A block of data

* * * * * * * * *

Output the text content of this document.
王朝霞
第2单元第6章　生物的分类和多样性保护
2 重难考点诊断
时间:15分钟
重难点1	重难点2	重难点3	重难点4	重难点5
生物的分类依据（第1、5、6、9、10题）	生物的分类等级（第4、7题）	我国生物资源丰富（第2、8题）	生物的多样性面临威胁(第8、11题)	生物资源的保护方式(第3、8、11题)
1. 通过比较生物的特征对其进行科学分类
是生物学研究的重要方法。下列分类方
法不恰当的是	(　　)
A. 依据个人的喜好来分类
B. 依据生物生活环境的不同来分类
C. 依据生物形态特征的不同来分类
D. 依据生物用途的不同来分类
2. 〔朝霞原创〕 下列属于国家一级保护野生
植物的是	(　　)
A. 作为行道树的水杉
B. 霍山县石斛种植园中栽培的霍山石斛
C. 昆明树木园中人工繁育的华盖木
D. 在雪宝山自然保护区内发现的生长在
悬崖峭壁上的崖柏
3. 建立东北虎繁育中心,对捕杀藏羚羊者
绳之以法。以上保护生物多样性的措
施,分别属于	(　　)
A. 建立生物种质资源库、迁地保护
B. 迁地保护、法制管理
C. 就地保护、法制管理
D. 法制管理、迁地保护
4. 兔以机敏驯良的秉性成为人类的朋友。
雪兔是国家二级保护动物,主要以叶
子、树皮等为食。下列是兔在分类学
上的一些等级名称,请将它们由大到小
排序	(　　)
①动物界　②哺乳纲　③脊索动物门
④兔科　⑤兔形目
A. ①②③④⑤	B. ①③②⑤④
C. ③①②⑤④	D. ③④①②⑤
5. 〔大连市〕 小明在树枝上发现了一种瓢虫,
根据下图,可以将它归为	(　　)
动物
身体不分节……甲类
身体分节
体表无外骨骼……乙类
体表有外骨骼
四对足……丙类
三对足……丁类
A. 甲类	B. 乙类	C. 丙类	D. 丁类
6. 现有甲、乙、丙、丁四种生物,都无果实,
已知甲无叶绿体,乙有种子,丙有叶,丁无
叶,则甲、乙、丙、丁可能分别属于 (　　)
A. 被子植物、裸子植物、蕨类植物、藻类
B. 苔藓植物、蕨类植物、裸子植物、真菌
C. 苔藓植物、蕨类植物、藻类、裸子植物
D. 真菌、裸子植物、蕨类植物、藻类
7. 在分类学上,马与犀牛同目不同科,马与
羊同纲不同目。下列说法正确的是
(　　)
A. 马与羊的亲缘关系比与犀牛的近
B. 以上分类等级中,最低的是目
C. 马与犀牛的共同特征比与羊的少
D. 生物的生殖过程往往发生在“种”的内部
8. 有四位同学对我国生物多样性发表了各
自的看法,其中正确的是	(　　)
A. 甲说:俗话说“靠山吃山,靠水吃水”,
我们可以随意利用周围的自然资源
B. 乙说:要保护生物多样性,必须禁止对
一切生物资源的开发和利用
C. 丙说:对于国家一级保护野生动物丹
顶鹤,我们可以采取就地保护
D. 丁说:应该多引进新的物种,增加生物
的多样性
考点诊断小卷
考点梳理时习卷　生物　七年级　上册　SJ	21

* * * * * * * * *

Reproduce all data above, unchanged.

Output the text content of this document.
王朝霞
第2单元第6章　生物的分类和多样性保护
2 重难考点诊断
时间:15分钟
重难点1	重难点2	重难点3	重难点4	重难点5
生物的分类依据（第1、5、6、9、10题）	生物的分类等级（第4、7题）	我国生物资源丰富（第2、8题）	生物的多样性面临威胁(第8、11题)	生物资源的保护方式(第3、8、11题)
1. 通过比较生物的特征对其进行科学分类
是生物学研究的重要方法。下列分类方
法不恰当的是	(　　)
A. 依据个人的喜好来分类
B. 依据生物生活环境的不同来分类
C. 依据生物形态特征的不同来分类
D. 依据生物用途的不同来分类
2. 〔朝霞原创〕 下列属于国家一级保护野生
植物的是	(　　)
A. 作为行道树的水杉
B. 霍山县石斛种植园中栽培的霍山石斛
C. 昆明树木园中人工繁育的华盖木
D. 在雪宝山自然保护区内发现的生长在
悬崖峭壁上的崖柏
3. 建立东北虎繁育中心,对捕杀藏羚羊者
绳之以法。以上保护生物多样性的措
施,分别属于	(　　)
A. 建立生物种质资源库、迁地保护
B. 迁地保护、法制管理
C. 就地保护、法制管理
D. 法制管理、迁地保护
4. 兔以机敏驯良的秉性成为人类的朋友。
雪兔是国家二级保护动物,主要以叶
子、树皮等为食。下列是兔在分类学
上的一些等级名称,请将它们由大到小
排序	(　　)
①动物界　②哺乳纲　③脊索动物门
④兔科　⑤兔形目
A. ①②③④⑤	B. ①③②⑤④
C. ③①②⑤④	D. ③④①②⑤
5. 〔大连市〕 小明在树枝上发现了一种瓢虫,
根据下图,可以将它归为	(　　)
动物
身体不分节……甲类
身体分节
体表无外骨骼……乙类
体表有外骨骼
四对足……丙类
三对足……丁类
A. 甲类	B. 乙类	C. 丙类	D. 丁类
6. 现有甲、乙、丙、丁四种生物,都无果实,
已知甲无叶绿体,乙有种子,丙有叶,丁无
叶,则甲、乙、丙、丁可能分别属于 (　　)
A. 被子植物、裸子植物、蕨类植物、藻类
B. 苔藓植物、蕨类植物、裸子植物、真菌
C. 苔藓植物、蕨类植物、藻类、裸子植物
D. 真菌、裸子植物、蕨类植物、藻类
7. 在分类学上,马与犀牛同目不同科,马与
羊同纲不同目。下列说法正确的是
(　　)
A. 马与羊的亲缘关系比与犀牛的近
B. 以上分类等级中,最低的是目
C. 马与犀牛的共同特征比与羊的少
D. 生物的生殖过程往往发生在“种”的内部
8. 有四位同学对我国生物多样性发表了各
自的看法,其中正确的是	(　　)
A. 甲说:俗话说“靠山吃山,靠水吃水”,
我们可以随意利用周围的自然资源
B. 乙说:要保护生物多样性,必须禁止对
一切生物资源的开发和利用
C. 丙说:对于国家一级保护野生动物丹
顶鹤,我们可以采取就地保护
D. 丁说:应该多引进新的物种,增加生物
的多样性
考点诊断小卷
考点梳理时习卷　生物　七年级　上册　SJ	21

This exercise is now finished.